» **GIVEN INFORMATION**:
========================================================================

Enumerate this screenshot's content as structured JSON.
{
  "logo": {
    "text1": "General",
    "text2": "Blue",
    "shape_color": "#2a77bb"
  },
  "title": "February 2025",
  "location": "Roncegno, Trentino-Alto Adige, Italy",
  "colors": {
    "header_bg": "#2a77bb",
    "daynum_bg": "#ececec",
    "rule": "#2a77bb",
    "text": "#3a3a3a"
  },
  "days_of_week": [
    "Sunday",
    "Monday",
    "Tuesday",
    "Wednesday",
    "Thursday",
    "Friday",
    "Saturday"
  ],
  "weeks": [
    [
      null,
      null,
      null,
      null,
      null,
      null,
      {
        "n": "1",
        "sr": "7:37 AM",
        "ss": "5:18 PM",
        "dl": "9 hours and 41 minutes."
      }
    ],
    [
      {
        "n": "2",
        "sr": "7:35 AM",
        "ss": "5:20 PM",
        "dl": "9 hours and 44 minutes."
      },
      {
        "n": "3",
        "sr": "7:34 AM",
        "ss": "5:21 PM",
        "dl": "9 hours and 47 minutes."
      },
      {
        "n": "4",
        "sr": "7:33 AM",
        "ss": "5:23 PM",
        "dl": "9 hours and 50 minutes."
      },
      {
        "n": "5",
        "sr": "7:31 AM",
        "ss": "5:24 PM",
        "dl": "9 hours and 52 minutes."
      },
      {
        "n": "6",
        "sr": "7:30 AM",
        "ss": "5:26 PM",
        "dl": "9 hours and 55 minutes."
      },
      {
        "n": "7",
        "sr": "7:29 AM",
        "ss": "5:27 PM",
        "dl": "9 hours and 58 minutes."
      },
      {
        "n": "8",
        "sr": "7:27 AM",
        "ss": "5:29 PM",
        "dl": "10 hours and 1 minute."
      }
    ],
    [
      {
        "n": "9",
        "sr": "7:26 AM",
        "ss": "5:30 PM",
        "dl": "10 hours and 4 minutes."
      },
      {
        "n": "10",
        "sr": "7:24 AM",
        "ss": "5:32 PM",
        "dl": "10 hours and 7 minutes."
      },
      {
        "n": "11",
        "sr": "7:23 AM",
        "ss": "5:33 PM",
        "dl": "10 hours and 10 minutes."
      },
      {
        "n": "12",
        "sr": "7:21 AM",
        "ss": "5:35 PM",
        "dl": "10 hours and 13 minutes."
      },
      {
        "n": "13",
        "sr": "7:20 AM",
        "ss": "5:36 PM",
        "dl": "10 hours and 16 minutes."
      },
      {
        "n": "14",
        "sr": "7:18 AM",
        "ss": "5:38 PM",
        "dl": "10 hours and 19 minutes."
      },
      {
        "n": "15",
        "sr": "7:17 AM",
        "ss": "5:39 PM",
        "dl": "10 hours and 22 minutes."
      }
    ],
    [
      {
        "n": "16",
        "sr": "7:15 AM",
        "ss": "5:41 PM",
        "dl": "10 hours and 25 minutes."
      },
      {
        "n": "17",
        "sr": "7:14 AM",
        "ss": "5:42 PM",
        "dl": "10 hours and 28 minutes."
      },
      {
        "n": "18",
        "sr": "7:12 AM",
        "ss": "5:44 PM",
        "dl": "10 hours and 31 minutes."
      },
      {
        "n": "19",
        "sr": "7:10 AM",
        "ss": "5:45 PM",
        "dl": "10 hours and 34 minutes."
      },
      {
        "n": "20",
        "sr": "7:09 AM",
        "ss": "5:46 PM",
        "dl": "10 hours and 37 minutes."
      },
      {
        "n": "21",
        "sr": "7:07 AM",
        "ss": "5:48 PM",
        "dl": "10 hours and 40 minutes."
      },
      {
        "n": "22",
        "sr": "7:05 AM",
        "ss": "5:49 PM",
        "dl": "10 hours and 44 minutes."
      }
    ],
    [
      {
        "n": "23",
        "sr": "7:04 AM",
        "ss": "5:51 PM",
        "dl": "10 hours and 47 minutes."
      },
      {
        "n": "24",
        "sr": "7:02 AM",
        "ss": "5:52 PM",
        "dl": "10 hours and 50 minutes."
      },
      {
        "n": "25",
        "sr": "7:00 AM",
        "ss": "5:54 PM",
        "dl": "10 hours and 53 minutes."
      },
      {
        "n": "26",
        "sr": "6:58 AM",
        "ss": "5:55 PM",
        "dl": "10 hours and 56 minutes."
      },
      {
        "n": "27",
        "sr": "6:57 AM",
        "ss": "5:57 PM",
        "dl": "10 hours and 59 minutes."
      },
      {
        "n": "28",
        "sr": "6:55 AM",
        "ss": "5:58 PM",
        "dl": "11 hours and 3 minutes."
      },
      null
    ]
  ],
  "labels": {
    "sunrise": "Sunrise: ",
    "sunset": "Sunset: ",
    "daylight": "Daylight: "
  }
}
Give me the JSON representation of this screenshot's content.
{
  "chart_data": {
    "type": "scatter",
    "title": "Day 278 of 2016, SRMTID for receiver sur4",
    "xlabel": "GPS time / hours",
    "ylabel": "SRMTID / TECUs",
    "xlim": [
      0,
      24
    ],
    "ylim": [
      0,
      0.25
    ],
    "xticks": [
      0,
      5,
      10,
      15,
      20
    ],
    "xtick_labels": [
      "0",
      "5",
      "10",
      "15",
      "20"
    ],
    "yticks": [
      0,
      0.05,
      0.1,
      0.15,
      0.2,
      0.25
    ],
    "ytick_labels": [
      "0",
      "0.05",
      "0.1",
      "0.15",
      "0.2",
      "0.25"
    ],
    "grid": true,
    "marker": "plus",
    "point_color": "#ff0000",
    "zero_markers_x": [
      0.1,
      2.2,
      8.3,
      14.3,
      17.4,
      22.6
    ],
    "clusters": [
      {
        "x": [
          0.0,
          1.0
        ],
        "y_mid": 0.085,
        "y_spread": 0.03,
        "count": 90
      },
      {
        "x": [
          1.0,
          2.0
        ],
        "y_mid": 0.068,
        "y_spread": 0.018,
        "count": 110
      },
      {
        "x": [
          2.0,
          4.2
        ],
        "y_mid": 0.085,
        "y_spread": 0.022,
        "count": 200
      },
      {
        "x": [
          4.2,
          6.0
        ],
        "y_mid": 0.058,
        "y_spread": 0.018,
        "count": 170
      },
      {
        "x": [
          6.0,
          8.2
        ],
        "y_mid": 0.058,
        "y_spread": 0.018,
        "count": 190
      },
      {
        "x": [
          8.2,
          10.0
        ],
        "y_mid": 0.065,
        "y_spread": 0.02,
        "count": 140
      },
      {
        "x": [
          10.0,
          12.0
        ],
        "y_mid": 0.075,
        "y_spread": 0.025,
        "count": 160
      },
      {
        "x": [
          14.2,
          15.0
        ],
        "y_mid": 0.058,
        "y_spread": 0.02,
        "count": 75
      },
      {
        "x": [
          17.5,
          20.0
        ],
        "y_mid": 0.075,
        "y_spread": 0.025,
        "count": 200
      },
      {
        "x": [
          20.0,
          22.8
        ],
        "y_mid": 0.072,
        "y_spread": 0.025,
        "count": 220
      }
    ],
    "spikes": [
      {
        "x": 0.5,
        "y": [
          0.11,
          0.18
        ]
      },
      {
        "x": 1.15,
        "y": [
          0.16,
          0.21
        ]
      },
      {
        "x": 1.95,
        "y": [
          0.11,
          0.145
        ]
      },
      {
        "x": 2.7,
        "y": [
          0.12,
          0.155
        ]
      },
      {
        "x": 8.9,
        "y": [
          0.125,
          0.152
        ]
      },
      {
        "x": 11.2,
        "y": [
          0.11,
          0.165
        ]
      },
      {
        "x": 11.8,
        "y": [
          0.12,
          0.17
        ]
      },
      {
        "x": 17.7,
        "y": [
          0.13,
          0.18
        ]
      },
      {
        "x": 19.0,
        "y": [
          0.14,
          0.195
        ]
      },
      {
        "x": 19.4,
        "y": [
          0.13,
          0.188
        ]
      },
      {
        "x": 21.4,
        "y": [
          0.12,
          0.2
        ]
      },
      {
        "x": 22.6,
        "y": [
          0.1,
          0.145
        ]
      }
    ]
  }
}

========================================================================

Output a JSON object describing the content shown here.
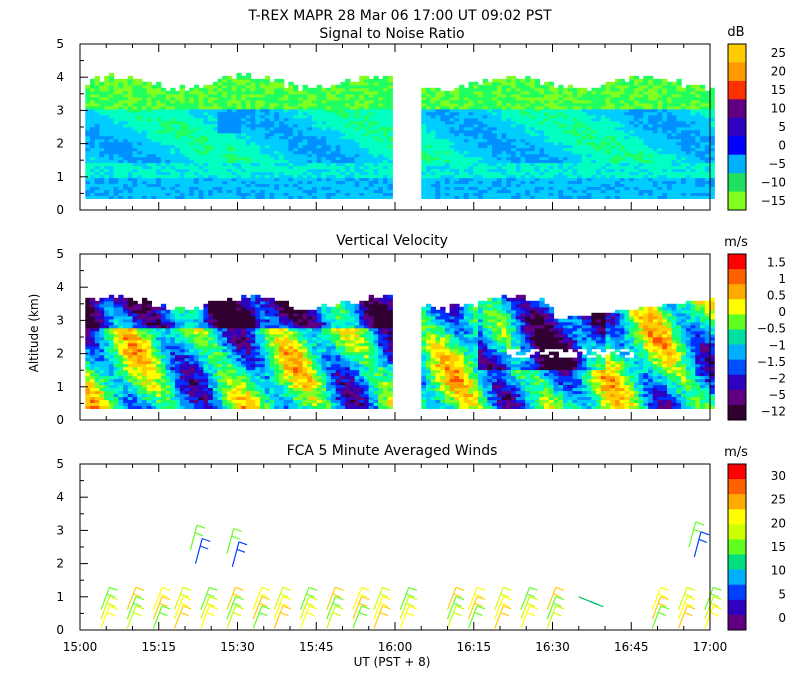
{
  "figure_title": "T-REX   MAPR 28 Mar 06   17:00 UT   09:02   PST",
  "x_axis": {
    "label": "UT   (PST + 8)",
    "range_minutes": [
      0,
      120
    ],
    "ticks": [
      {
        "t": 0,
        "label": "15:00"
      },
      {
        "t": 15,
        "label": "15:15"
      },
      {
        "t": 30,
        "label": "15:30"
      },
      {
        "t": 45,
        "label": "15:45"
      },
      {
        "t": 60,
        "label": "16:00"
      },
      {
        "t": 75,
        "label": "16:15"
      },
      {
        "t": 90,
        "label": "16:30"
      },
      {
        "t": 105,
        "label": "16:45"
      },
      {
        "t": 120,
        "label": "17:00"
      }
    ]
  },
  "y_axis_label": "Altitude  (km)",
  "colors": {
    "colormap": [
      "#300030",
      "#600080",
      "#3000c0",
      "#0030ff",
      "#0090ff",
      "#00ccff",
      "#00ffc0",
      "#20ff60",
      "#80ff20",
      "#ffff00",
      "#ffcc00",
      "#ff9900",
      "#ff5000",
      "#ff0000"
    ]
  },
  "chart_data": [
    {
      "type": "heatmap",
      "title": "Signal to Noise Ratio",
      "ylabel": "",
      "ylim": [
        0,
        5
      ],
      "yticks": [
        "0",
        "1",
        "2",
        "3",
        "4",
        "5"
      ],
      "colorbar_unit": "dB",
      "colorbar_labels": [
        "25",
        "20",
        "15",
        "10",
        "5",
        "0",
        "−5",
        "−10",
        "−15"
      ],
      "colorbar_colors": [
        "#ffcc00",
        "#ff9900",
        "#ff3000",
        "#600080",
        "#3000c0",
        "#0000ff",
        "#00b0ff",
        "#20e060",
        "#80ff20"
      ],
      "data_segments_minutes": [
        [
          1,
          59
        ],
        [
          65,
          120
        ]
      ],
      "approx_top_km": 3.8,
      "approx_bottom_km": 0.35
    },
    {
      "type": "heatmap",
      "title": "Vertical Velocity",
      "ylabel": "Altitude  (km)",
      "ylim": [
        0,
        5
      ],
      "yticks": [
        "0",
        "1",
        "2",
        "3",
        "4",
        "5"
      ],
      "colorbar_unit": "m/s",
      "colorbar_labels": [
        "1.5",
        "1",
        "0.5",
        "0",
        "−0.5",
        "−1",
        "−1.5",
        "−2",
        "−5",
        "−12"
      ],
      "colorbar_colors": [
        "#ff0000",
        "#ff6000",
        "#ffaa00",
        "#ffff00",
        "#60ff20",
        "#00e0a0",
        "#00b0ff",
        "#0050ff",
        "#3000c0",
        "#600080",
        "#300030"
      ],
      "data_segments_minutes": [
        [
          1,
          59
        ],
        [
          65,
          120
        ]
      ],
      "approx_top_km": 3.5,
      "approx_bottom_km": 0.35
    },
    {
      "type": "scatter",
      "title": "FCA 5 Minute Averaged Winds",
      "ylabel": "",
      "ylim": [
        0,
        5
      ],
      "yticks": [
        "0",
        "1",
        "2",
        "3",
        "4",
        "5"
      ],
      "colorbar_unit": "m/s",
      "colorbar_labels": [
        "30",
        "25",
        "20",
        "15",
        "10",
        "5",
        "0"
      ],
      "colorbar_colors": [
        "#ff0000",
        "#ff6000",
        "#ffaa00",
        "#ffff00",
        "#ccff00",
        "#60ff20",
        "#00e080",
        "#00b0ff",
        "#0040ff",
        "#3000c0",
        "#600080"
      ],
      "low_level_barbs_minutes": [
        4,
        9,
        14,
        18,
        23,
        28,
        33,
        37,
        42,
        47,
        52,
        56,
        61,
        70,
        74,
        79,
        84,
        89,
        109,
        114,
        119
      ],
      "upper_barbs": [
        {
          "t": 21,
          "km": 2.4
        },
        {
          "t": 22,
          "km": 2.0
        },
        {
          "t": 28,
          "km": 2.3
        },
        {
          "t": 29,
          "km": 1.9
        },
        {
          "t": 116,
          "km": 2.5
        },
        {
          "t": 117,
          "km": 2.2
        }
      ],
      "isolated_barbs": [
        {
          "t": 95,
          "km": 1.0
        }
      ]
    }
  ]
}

========================================================================

» **EXERCISE DETAILS**: From the entries above, copy every line containing the word "JSON".

» **SOLUTION TO THE PROBLEM**:
Enumerate this screenshot's content as structured JSON.
Give me the JSON representation of this screenshot's content.
Output a JSON object describing the content shown here.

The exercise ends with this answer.